The request: Look through the material and copy each line holding "down".

Figure content listings:
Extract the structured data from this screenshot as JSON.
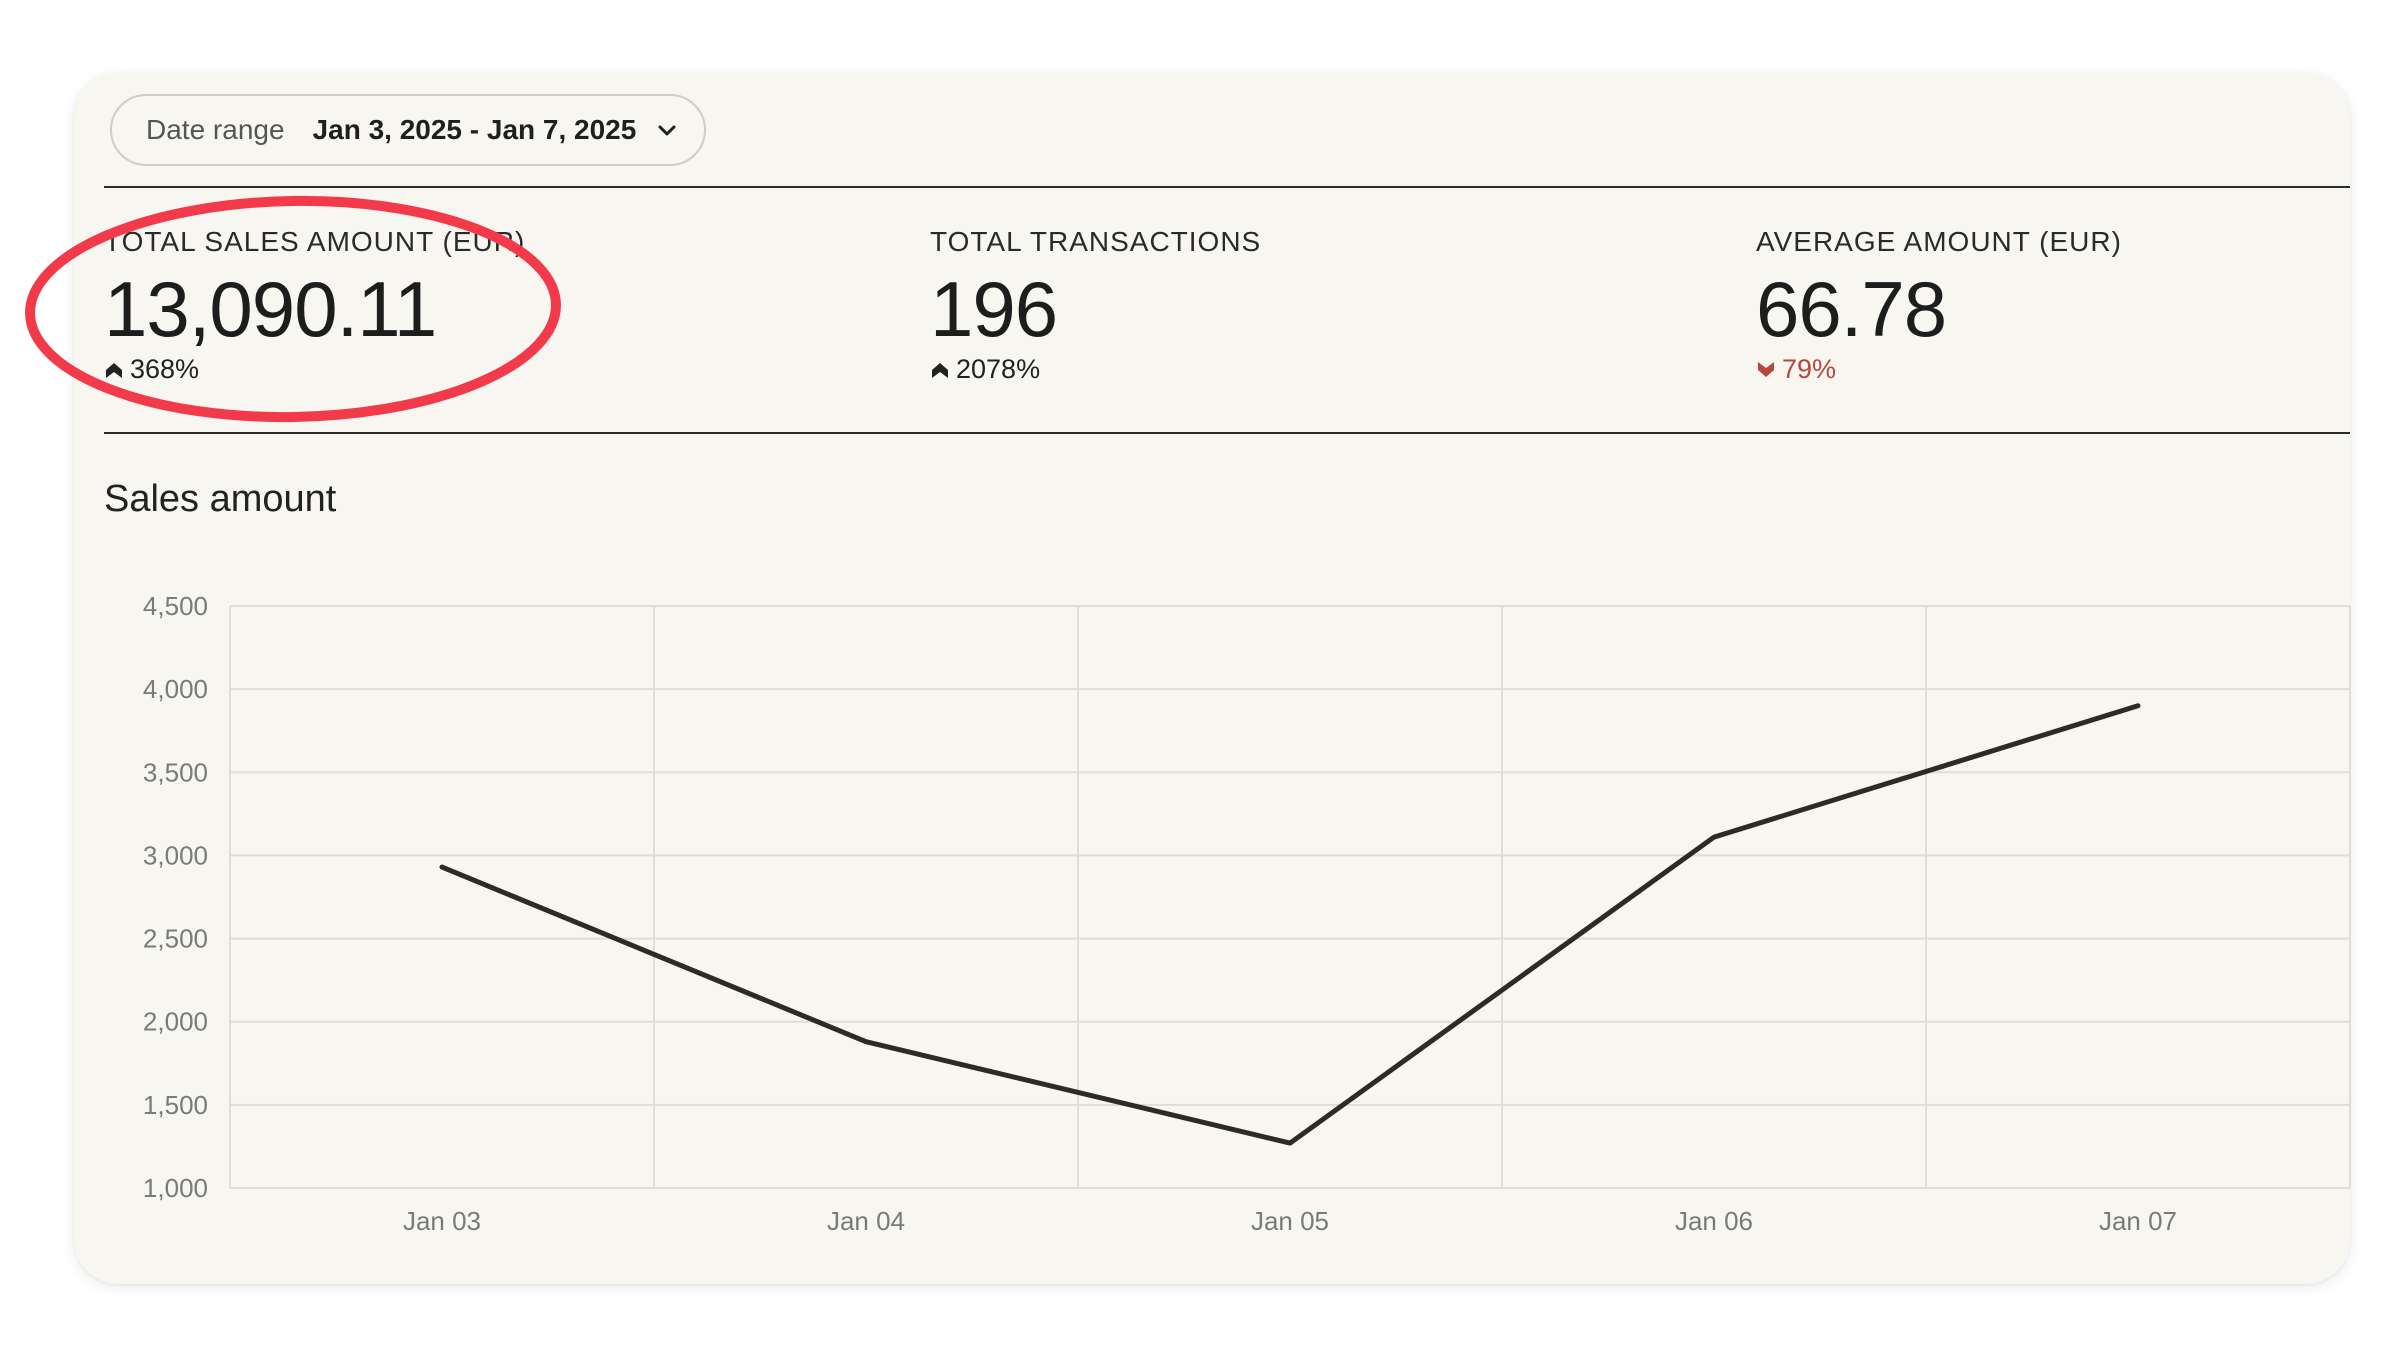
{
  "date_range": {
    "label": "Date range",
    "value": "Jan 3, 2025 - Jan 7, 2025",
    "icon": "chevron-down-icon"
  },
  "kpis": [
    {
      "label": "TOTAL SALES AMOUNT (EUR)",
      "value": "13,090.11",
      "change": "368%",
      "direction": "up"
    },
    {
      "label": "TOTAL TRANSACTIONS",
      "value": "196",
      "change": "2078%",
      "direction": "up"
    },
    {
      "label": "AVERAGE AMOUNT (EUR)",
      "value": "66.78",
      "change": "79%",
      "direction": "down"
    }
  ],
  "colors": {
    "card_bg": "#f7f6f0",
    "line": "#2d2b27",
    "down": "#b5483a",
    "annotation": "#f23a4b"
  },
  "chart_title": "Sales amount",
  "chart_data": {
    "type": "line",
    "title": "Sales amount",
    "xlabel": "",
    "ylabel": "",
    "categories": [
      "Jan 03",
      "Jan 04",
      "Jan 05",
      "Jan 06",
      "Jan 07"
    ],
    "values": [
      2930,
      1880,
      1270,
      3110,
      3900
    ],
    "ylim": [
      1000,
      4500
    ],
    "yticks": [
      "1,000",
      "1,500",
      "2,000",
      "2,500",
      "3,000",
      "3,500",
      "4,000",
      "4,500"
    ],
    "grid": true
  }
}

Result of this task:
    "icon": "chevron-down-icon"
      "direction": "down"
    "down": "#b5483a",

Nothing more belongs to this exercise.